(Records)
-.-.-

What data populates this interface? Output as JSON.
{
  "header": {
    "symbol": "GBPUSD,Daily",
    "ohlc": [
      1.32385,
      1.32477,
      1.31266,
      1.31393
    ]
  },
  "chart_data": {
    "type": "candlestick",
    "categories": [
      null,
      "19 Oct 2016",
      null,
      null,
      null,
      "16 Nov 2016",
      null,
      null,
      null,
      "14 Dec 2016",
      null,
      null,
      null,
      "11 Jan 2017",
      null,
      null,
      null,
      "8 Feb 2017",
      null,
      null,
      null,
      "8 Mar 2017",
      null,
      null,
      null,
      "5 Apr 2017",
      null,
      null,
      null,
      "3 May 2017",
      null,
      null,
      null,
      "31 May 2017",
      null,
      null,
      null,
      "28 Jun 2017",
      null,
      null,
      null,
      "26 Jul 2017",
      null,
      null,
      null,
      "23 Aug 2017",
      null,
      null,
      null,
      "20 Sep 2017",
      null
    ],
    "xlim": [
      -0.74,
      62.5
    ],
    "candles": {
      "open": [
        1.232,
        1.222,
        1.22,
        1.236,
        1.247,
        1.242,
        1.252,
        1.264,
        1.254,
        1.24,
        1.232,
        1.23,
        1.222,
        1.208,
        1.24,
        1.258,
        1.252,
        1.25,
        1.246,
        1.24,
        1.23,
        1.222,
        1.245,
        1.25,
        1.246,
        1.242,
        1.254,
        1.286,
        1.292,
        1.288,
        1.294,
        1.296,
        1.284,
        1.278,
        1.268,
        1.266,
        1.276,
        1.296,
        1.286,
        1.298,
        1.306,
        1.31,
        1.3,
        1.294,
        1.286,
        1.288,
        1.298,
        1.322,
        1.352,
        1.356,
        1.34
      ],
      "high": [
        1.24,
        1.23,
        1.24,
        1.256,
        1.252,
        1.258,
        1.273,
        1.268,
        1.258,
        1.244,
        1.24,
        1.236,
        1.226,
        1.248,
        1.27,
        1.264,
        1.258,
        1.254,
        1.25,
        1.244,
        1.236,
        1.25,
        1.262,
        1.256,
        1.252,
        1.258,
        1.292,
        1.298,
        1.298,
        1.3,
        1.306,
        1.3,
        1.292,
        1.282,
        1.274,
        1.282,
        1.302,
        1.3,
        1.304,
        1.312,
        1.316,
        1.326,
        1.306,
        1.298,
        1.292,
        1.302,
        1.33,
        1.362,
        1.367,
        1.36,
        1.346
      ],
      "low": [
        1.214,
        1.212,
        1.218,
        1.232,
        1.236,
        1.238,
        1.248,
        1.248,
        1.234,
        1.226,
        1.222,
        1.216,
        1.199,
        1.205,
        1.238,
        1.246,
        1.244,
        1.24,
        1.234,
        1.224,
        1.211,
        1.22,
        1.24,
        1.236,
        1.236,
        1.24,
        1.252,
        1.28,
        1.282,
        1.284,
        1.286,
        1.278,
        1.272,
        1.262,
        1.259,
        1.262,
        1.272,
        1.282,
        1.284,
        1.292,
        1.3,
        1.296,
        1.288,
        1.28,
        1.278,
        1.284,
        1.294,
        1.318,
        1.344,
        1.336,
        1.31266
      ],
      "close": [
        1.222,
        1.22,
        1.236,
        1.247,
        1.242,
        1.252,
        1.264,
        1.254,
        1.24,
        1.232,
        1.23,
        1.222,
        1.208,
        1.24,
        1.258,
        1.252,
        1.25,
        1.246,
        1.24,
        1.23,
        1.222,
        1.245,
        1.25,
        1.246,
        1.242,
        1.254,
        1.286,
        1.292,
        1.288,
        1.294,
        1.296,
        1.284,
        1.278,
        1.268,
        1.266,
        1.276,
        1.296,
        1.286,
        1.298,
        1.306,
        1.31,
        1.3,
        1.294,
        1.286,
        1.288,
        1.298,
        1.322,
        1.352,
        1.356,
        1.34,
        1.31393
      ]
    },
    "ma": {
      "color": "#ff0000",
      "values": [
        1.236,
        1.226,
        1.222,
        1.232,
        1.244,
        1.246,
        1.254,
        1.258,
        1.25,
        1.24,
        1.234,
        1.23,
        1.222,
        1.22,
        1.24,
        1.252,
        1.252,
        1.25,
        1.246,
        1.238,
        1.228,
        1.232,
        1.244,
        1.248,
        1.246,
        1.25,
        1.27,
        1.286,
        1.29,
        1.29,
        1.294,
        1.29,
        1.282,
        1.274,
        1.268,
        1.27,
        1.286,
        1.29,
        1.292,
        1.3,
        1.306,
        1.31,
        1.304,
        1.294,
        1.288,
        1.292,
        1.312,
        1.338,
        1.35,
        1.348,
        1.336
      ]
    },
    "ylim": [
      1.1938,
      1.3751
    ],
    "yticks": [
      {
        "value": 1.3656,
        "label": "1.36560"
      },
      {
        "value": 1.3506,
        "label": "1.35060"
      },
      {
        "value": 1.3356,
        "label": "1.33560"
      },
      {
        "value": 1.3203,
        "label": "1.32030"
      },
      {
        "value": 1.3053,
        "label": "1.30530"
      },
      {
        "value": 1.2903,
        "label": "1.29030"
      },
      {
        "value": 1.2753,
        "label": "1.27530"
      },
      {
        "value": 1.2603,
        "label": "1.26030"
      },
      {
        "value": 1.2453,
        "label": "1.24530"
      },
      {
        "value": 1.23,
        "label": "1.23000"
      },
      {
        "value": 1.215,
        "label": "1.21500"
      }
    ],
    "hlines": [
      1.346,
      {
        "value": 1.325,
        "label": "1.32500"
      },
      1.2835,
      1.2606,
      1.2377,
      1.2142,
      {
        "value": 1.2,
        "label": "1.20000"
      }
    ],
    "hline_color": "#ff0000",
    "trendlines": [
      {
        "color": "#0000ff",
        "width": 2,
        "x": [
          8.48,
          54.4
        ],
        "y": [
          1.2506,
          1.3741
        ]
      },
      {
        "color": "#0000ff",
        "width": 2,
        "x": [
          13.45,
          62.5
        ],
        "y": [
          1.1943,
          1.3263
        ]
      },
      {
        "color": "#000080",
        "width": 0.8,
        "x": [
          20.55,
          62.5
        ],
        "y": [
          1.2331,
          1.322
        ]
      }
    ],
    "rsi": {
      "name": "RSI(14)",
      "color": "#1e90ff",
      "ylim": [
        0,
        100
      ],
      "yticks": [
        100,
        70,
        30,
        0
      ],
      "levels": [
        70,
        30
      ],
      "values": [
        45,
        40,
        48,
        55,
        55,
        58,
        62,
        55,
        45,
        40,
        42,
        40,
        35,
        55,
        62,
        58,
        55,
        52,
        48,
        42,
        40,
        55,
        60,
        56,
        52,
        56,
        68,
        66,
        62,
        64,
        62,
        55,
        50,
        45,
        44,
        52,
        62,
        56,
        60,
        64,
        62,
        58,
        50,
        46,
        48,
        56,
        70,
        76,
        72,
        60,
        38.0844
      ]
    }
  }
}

-.-.-

What you have to do
Set down all of the data above, word for word.

Complete response
What data populates this interface? Output as JSON.
{
  "header": {
    "symbol": "GBPUSD,Daily",
    "ohlc": [
      1.32385,
      1.32477,
      1.31266,
      1.31393
    ]
  },
  "chart_data": {
    "type": "candlestick",
    "categories": [
      null,
      "19 Oct 2016",
      null,
      null,
      null,
      "16 Nov 2016",
      null,
      null,
      null,
      "14 Dec 2016",
      null,
      null,
      null,
      "11 Jan 2017",
      null,
      null,
      null,
      "8 Feb 2017",
      null,
      null,
      null,
      "8 Mar 2017",
      null,
      null,
      null,
      "5 Apr 2017",
      null,
      null,
      null,
      "3 May 2017",
      null,
      null,
      null,
      "31 May 2017",
      null,
      null,
      null,
      "28 Jun 2017",
      null,
      null,
      null,
      "26 Jul 2017",
      null,
      null,
      null,
      "23 Aug 2017",
      null,
      null,
      null,
      "20 Sep 2017",
      null
    ],
    "xlim": [
      -0.74,
      62.5
    ],
    "candles": {
      "open": [
        1.232,
        1.222,
        1.22,
        1.236,
        1.247,
        1.242,
        1.252,
        1.264,
        1.254,
        1.24,
        1.232,
        1.23,
        1.222,
        1.208,
        1.24,
        1.258,
        1.252,
        1.25,
        1.246,
        1.24,
        1.23,
        1.222,
        1.245,
        1.25,
        1.246,
        1.242,
        1.254,
        1.286,
        1.292,
        1.288,
        1.294,
        1.296,
        1.284,
        1.278,
        1.268,
        1.266,
        1.276,
        1.296,
        1.286,
        1.298,
        1.306,
        1.31,
        1.3,
        1.294,
        1.286,
        1.288,
        1.298,
        1.322,
        1.352,
        1.356,
        1.34
      ],
      "high": [
        1.24,
        1.23,
        1.24,
        1.256,
        1.252,
        1.258,
        1.273,
        1.268,
        1.258,
        1.244,
        1.24,
        1.236,
        1.226,
        1.248,
        1.27,
        1.264,
        1.258,
        1.254,
        1.25,
        1.244,
        1.236,
        1.25,
        1.262,
        1.256,
        1.252,
        1.258,
        1.292,
        1.298,
        1.298,
        1.3,
        1.306,
        1.3,
        1.292,
        1.282,
        1.274,
        1.282,
        1.302,
        1.3,
        1.304,
        1.312,
        1.316,
        1.326,
        1.306,
        1.298,
        1.292,
        1.302,
        1.33,
        1.362,
        1.367,
        1.36,
        1.346
      ],
      "low": [
        1.214,
        1.212,
        1.218,
        1.232,
        1.236,
        1.238,
        1.248,
        1.248,
        1.234,
        1.226,
        1.222,
        1.216,
        1.199,
        1.205,
        1.238,
        1.246,
        1.244,
        1.24,
        1.234,
        1.224,
        1.211,
        1.22,
        1.24,
        1.236,
        1.236,
        1.24,
        1.252,
        1.28,
        1.282,
        1.284,
        1.286,
        1.278,
        1.272,
        1.262,
        1.259,
        1.262,
        1.272,
        1.282,
        1.284,
        1.292,
        1.3,
        1.296,
        1.288,
        1.28,
        1.278,
        1.284,
        1.294,
        1.318,
        1.344,
        1.336,
        1.31266
      ],
      "close": [
        1.222,
        1.22,
        1.236,
        1.247,
        1.242,
        1.252,
        1.264,
        1.254,
        1.24,
        1.232,
        1.23,
        1.222,
        1.208,
        1.24,
        1.258,
        1.252,
        1.25,
        1.246,
        1.24,
        1.23,
        1.222,
        1.245,
        1.25,
        1.246,
        1.242,
        1.254,
        1.286,
        1.292,
        1.288,
        1.294,
        1.296,
        1.284,
        1.278,
        1.268,
        1.266,
        1.276,
        1.296,
        1.286,
        1.298,
        1.306,
        1.31,
        1.3,
        1.294,
        1.286,
        1.288,
        1.298,
        1.322,
        1.352,
        1.356,
        1.34,
        1.31393
      ]
    },
    "ma": {
      "color": "#ff0000",
      "values": [
        1.236,
        1.226,
        1.222,
        1.232,
        1.244,
        1.246,
        1.254,
        1.258,
        1.25,
        1.24,
        1.234,
        1.23,
        1.222,
        1.22,
        1.24,
        1.252,
        1.252,
        1.25,
        1.246,
        1.238,
        1.228,
        1.232,
        1.244,
        1.248,
        1.246,
        1.25,
        1.27,
        1.286,
        1.29,
        1.29,
        1.294,
        1.29,
        1.282,
        1.274,
        1.268,
        1.27,
        1.286,
        1.29,
        1.292,
        1.3,
        1.306,
        1.31,
        1.304,
        1.294,
        1.288,
        1.292,
        1.312,
        1.338,
        1.35,
        1.348,
        1.336
      ]
    },
    "ylim": [
      1.1938,
      1.3751
    ],
    "yticks": [
      {
        "value": 1.3656,
        "label": "1.36560"
      },
      {
        "value": 1.3506,
        "label": "1.35060"
      },
      {
        "value": 1.3356,
        "label": "1.33560"
      },
      {
        "value": 1.3203,
        "label": "1.32030"
      },
      {
        "value": 1.3053,
        "label": "1.30530"
      },
      {
        "value": 1.2903,
        "label": "1.29030"
      },
      {
        "value": 1.2753,
        "label": "1.27530"
      },
      {
        "value": 1.2603,
        "label": "1.26030"
      },
      {
        "value": 1.2453,
        "label": "1.24530"
      },
      {
        "value": 1.23,
        "label": "1.23000"
      },
      {
        "value": 1.215,
        "label": "1.21500"
      }
    ],
    "hlines": [
      1.346,
      {
        "value": 1.325,
        "label": "1.32500"
      },
      1.2835,
      1.2606,
      1.2377,
      1.2142,
      {
        "value": 1.2,
        "label": "1.20000"
      }
    ],
    "hline_color": "#ff0000",
    "trendlines": [
      {
        "color": "#0000ff",
        "width": 2,
        "x": [
          8.48,
          54.4
        ],
        "y": [
          1.2506,
          1.3741
        ]
      },
      {
        "color": "#0000ff",
        "width": 2,
        "x": [
          13.45,
          62.5
        ],
        "y": [
          1.1943,
          1.3263
        ]
      },
      {
        "color": "#000080",
        "width": 0.8,
        "x": [
          20.55,
          62.5
        ],
        "y": [
          1.2331,
          1.322
        ]
      }
    ],
    "rsi": {
      "name": "RSI(14)",
      "color": "#1e90ff",
      "ylim": [
        0,
        100
      ],
      "yticks": [
        100,
        70,
        30,
        0
      ],
      "levels": [
        70,
        30
      ],
      "values": [
        45,
        40,
        48,
        55,
        55,
        58,
        62,
        55,
        45,
        40,
        42,
        40,
        35,
        55,
        62,
        58,
        55,
        52,
        48,
        42,
        40,
        55,
        60,
        56,
        52,
        56,
        68,
        66,
        62,
        64,
        62,
        55,
        50,
        45,
        44,
        52,
        62,
        56,
        60,
        64,
        62,
        58,
        50,
        46,
        48,
        56,
        70,
        76,
        72,
        60,
        38.0844
      ]
    }
  }
}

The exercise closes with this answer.